◆ Short task
Report every line of the rows below that contains the string `ticks`, copying each one in full.

Layout rows:
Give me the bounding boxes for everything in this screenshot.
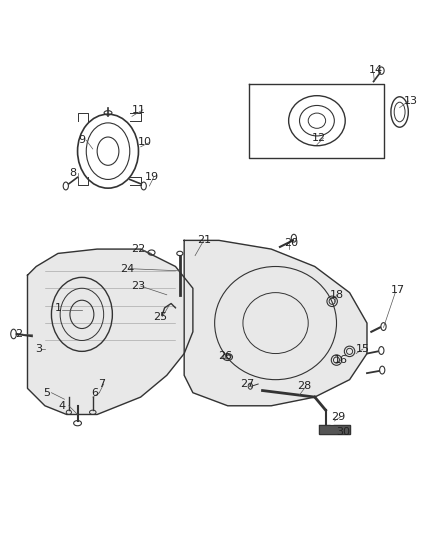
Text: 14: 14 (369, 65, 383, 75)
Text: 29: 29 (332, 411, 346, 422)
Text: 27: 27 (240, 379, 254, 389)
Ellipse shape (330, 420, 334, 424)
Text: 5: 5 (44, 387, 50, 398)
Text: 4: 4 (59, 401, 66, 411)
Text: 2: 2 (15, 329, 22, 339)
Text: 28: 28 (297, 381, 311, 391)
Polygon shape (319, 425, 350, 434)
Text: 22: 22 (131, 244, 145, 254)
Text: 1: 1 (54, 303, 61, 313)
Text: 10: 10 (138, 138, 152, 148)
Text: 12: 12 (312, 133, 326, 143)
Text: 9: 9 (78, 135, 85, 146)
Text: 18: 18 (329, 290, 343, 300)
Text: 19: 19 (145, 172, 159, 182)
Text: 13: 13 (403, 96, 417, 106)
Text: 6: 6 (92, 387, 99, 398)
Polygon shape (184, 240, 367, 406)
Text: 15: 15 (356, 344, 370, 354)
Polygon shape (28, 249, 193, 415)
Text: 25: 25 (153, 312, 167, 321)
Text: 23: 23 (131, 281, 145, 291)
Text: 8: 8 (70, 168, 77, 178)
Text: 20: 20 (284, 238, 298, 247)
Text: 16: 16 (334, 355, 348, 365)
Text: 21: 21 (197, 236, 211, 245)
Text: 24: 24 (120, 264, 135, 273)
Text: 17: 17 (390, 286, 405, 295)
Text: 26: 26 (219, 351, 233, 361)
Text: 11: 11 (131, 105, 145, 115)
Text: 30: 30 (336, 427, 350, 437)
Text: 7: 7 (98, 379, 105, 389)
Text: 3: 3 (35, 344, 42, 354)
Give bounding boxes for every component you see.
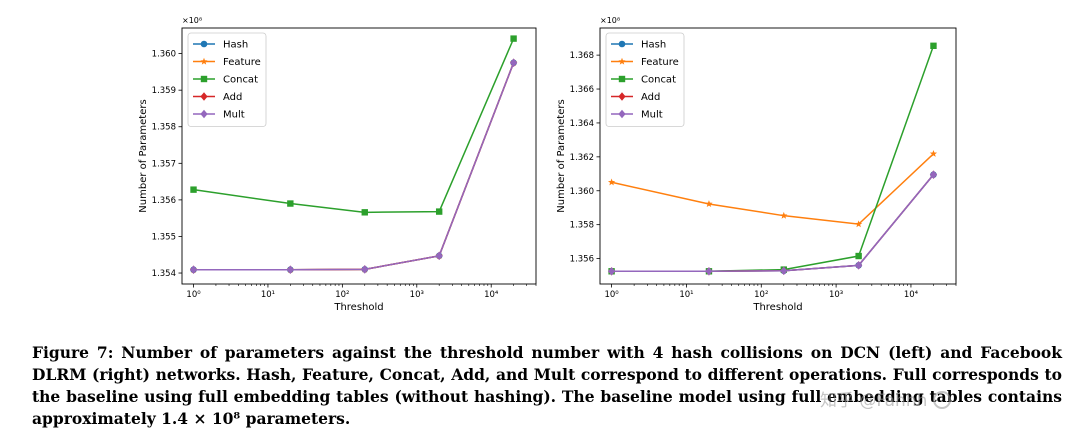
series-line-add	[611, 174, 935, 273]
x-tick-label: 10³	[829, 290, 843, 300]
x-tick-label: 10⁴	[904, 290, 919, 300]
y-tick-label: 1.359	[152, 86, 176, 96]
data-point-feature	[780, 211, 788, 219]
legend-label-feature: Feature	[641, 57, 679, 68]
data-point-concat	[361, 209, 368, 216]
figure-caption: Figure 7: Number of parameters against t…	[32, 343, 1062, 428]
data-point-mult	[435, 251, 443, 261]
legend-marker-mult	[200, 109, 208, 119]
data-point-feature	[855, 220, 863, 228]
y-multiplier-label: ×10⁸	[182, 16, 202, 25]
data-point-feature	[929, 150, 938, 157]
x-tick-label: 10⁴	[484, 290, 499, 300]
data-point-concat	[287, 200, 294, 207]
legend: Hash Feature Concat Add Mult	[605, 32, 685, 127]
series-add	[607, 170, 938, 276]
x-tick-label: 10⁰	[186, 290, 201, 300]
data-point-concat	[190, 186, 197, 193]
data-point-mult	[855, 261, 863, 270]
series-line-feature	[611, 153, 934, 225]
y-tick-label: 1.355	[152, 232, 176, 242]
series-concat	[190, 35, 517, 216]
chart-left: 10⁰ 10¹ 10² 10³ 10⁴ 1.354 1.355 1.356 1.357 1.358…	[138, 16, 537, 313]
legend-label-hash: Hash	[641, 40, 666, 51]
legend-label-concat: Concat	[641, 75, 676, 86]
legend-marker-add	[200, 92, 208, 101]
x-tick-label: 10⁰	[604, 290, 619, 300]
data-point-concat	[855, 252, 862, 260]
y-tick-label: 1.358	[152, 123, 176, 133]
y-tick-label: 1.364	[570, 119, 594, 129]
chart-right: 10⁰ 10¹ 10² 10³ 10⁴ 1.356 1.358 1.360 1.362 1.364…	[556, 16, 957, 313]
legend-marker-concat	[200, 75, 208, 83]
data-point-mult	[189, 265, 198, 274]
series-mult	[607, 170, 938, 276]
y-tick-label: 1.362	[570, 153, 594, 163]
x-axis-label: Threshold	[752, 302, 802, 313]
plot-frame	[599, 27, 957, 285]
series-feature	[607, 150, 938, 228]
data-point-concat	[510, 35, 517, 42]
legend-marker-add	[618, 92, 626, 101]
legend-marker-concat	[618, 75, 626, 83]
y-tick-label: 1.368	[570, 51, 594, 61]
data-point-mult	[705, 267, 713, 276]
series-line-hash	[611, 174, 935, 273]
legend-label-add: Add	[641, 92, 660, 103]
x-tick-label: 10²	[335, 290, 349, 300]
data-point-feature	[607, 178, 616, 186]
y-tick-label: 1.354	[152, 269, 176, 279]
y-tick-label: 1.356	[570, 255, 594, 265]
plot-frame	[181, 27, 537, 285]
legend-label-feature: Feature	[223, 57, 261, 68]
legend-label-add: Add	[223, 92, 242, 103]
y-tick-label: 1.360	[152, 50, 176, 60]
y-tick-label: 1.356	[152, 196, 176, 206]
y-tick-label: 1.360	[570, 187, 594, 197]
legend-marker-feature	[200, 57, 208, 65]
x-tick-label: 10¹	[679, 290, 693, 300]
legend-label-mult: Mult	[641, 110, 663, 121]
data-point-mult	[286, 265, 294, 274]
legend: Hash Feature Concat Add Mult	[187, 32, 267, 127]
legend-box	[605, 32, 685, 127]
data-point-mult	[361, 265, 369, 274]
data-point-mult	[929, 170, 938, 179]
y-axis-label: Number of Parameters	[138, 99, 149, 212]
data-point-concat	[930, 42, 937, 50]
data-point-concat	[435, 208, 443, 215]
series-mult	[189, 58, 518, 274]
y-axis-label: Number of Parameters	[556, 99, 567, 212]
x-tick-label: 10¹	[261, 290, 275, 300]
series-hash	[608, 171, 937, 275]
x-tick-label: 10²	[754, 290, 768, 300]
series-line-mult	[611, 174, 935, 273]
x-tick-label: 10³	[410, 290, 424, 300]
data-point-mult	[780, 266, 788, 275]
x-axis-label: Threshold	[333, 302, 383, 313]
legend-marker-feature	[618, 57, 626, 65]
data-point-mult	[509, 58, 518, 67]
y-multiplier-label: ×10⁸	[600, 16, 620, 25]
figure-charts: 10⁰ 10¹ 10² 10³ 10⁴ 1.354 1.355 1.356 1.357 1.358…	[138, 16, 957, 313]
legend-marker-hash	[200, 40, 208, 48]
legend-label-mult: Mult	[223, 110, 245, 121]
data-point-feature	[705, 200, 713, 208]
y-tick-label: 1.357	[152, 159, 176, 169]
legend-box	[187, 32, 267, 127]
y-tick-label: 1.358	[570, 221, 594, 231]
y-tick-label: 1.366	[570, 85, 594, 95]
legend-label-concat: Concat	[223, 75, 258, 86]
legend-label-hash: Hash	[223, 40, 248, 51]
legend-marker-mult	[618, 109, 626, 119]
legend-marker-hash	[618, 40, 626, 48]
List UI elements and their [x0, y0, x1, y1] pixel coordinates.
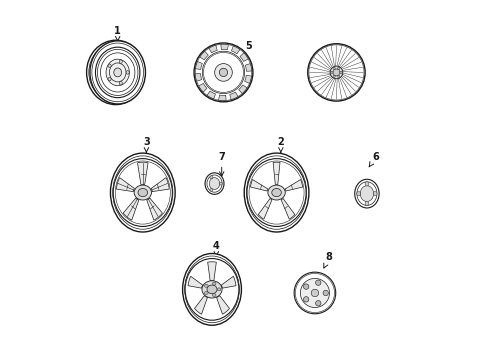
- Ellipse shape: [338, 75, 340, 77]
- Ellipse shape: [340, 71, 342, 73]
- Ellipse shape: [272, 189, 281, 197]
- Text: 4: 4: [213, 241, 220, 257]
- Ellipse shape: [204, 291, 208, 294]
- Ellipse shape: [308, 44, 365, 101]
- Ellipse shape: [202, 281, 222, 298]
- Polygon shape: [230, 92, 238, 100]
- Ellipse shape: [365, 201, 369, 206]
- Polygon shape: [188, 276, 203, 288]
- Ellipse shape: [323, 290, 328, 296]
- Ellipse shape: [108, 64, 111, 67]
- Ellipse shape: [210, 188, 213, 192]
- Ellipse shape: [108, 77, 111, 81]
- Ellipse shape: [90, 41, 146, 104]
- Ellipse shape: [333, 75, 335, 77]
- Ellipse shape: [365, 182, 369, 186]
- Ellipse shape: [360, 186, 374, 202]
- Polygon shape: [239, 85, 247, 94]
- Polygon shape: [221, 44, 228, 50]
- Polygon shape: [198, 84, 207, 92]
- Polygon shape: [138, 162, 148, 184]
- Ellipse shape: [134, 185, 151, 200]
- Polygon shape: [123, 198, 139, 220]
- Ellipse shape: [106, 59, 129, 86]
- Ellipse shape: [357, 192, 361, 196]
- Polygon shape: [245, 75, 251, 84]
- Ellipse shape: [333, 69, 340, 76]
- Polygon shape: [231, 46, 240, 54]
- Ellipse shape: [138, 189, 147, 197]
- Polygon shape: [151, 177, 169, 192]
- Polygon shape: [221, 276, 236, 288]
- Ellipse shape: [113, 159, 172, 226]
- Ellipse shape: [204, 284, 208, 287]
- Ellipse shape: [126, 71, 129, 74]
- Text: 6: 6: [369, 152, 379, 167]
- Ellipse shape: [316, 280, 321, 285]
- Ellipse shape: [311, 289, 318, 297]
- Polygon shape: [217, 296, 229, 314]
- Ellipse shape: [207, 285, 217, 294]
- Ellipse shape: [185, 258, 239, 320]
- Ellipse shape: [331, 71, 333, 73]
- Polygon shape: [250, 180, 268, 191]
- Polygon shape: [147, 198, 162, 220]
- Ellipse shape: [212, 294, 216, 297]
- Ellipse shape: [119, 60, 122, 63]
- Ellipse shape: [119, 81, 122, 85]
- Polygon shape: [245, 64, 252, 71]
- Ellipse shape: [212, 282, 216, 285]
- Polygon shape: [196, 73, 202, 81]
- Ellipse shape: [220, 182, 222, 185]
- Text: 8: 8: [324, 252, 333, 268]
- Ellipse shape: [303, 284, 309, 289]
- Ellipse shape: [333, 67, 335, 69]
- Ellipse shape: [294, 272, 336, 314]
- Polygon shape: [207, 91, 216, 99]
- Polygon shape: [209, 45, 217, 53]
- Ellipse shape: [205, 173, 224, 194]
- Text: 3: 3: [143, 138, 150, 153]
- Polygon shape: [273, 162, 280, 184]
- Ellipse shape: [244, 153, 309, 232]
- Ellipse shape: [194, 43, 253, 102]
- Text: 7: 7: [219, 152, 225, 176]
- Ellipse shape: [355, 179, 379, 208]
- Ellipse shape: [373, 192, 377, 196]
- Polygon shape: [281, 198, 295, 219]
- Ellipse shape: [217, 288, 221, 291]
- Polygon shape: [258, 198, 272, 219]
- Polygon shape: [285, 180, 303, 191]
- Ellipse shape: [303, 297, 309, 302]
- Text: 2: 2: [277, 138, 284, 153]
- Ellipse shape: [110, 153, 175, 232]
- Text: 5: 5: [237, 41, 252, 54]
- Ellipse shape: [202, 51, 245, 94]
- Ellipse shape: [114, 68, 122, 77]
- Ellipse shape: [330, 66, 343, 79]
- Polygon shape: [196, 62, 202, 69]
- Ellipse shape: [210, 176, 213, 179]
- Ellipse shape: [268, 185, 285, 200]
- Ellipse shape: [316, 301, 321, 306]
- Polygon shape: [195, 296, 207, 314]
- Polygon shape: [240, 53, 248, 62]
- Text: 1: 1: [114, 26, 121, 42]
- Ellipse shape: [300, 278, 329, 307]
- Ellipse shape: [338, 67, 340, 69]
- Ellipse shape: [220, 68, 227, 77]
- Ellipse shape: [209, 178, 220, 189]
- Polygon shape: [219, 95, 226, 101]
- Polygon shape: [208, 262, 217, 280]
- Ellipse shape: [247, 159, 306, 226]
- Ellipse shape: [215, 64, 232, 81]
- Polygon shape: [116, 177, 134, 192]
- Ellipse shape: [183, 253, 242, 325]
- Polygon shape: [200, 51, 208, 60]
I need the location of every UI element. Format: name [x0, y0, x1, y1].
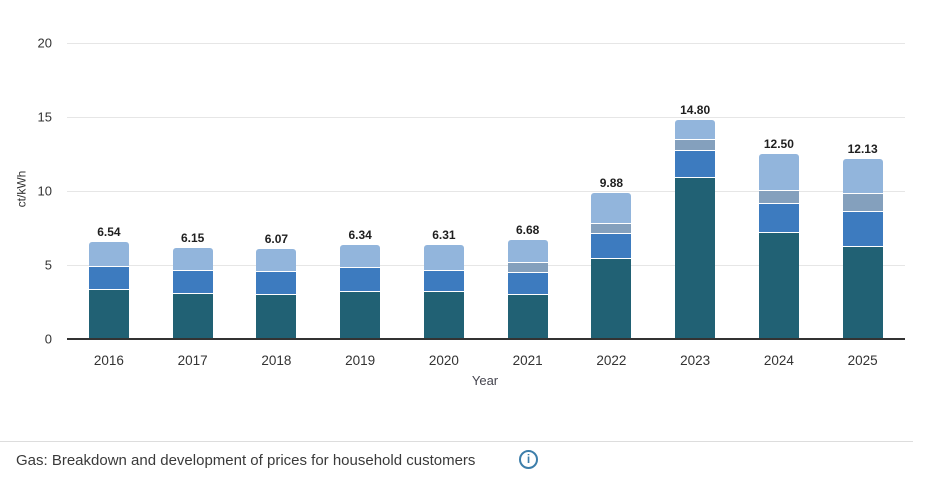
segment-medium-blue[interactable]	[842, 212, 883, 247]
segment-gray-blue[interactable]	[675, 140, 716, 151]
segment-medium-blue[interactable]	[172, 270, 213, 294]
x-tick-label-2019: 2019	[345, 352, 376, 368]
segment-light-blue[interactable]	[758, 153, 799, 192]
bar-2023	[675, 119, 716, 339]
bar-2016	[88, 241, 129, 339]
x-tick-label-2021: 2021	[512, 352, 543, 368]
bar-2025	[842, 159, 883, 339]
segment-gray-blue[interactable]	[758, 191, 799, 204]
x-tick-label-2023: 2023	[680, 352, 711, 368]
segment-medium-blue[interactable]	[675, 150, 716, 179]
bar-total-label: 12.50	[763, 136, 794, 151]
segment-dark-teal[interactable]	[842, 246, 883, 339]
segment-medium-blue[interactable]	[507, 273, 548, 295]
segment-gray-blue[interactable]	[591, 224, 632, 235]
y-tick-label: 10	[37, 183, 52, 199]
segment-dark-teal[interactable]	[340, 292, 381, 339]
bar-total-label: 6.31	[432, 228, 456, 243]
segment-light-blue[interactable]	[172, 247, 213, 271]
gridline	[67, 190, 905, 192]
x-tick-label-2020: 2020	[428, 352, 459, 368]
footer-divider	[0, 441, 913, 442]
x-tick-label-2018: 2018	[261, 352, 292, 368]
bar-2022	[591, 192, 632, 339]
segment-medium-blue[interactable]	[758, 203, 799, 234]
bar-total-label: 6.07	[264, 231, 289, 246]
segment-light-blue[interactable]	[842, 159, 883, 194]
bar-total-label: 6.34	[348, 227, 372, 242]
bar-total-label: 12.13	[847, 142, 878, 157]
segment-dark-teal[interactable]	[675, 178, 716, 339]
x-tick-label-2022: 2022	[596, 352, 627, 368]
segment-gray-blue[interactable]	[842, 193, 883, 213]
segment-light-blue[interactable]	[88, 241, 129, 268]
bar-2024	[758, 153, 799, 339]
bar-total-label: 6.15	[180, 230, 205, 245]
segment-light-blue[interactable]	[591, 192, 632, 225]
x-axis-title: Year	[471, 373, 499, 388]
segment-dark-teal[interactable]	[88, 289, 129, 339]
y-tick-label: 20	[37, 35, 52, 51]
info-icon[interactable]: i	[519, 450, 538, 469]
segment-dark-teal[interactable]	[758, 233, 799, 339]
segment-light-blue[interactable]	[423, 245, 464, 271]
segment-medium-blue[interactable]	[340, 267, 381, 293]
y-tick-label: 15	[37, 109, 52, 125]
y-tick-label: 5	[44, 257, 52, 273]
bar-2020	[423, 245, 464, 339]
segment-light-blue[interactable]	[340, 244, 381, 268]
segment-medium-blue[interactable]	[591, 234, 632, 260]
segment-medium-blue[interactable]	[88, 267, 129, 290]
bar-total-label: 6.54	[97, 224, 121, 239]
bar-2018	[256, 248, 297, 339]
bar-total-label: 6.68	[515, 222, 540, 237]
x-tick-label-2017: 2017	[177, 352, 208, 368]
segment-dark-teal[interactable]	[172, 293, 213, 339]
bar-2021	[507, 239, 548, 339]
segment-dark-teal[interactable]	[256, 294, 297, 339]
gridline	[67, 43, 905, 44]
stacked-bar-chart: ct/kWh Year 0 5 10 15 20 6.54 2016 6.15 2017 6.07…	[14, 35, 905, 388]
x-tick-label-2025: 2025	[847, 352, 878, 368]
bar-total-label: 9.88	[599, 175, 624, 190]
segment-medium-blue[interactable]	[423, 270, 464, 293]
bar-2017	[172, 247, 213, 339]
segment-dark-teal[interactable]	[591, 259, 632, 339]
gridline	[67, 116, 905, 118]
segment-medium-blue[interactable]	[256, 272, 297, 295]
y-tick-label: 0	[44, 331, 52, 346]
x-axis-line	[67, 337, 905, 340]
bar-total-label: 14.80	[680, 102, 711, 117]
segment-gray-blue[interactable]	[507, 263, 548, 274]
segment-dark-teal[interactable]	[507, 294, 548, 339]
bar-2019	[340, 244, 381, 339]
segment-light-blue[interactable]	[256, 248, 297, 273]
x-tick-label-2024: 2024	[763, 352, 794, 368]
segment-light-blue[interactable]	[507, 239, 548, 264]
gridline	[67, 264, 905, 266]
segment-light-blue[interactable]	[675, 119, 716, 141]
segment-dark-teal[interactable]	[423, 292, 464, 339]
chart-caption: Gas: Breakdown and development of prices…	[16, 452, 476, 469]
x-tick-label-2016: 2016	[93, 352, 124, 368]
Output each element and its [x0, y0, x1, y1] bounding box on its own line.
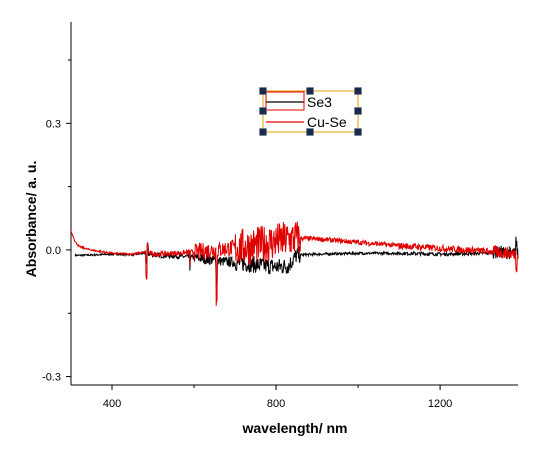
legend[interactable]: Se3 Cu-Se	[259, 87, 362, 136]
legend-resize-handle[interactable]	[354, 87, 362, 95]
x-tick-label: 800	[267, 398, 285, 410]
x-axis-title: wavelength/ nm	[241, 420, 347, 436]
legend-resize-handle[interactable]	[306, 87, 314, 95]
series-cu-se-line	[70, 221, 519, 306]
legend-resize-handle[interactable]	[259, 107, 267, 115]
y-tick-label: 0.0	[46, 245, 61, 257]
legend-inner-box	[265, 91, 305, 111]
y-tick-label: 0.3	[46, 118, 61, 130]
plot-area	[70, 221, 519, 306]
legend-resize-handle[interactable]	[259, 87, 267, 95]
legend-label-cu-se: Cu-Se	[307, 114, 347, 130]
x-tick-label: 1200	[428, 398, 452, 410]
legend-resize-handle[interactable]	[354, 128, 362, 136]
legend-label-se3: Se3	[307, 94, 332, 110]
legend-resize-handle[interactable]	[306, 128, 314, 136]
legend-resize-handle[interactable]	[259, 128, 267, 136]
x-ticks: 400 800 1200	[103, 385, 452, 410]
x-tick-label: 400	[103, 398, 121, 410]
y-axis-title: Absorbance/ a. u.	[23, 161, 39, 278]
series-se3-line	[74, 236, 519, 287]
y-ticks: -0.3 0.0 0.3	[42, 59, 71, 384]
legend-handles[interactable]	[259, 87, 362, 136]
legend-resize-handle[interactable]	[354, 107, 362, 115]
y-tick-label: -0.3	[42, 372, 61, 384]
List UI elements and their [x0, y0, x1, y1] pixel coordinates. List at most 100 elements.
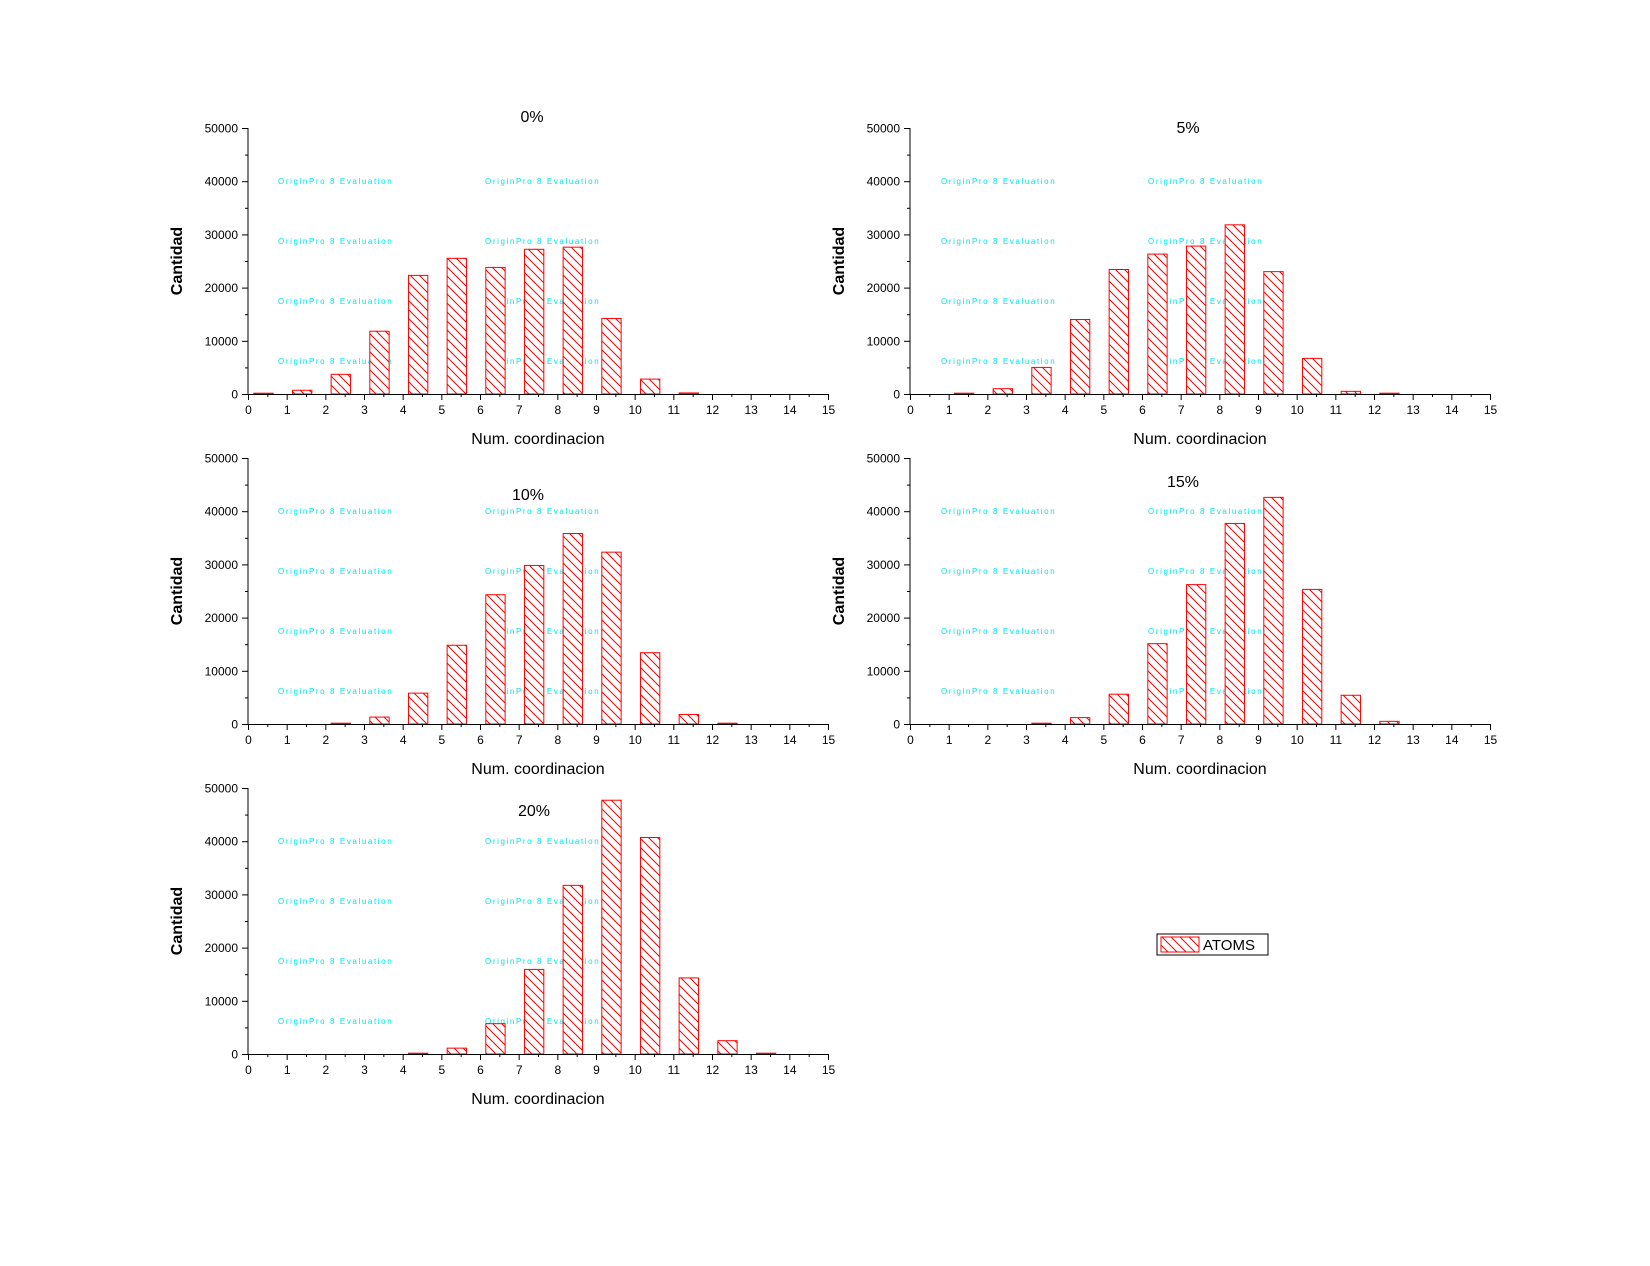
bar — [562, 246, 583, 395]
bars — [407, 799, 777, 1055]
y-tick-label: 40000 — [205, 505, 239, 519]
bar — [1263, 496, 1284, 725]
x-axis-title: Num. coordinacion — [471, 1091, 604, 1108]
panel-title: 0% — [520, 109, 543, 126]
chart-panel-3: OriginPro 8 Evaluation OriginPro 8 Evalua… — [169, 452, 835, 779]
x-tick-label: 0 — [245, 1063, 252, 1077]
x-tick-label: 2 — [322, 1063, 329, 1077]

◆ The result
x-ticks: 400 800 1200	[103, 385, 452, 410]
y-ticks: -0.3 0.0 0.3	[42, 59, 71, 384]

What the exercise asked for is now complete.